Exercise prompt — Quote the entries word for word. Omit the pictures.

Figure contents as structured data

┌──

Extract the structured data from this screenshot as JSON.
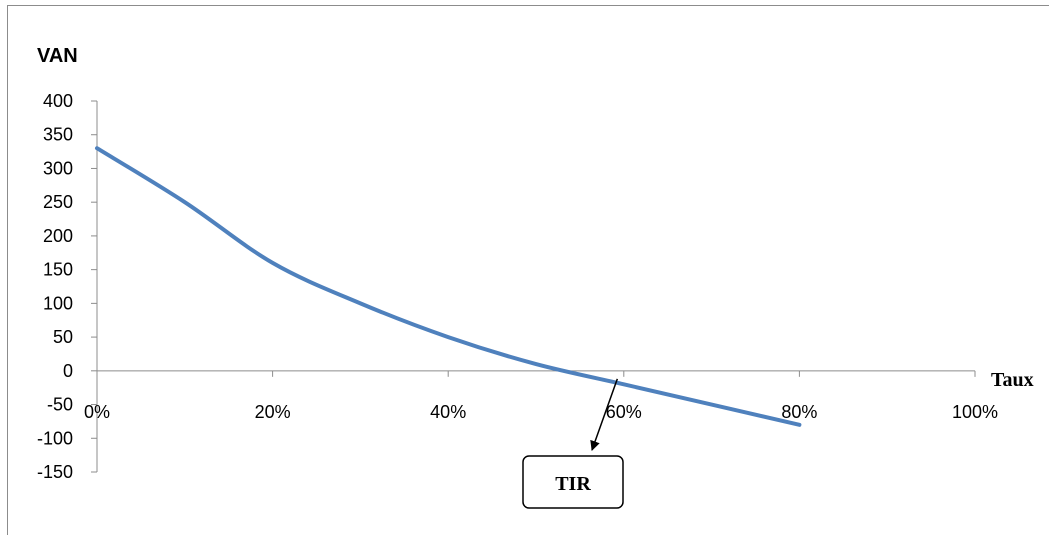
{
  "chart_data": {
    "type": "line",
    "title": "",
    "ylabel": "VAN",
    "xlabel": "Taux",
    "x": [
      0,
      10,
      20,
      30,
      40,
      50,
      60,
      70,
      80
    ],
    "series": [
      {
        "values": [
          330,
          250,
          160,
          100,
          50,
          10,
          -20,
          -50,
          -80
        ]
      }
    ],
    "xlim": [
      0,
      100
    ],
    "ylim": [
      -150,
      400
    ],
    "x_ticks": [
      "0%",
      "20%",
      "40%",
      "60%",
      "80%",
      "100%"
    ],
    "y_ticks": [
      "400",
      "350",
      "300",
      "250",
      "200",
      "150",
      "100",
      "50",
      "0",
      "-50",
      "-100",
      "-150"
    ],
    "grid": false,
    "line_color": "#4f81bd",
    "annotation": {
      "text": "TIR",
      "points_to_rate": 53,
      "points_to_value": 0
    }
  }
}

└──

Task output —
Extract the structured data from this screenshot as JSON.
{
  "chart_data": {
    "type": "line",
    "title": "",
    "ylabel": "VAN",
    "xlabel": "Taux",
    "x": [
      0,
      10,
      20,
      30,
      40,
      50,
      60,
      70,
      80
    ],
    "series": [
      {
        "values": [
          330,
          250,
          160,
          100,
          50,
          10,
          -20,
          -50,
          -80
        ]
      }
    ],
    "xlim": [
      0,
      100
    ],
    "ylim": [
      -150,
      400
    ],
    "x_ticks": [
      "0%",
      "20%",
      "40%",
      "60%",
      "80%",
      "100%"
    ],
    "y_ticks": [
      "400",
      "350",
      "300",
      "250",
      "200",
      "150",
      "100",
      "50",
      "0",
      "-50",
      "-100",
      "-150"
    ],
    "grid": false,
    "line_color": "#4f81bd",
    "annotation": {
      "text": "TIR",
      "points_to_rate": 53,
      "points_to_value": 0
    }
  }
}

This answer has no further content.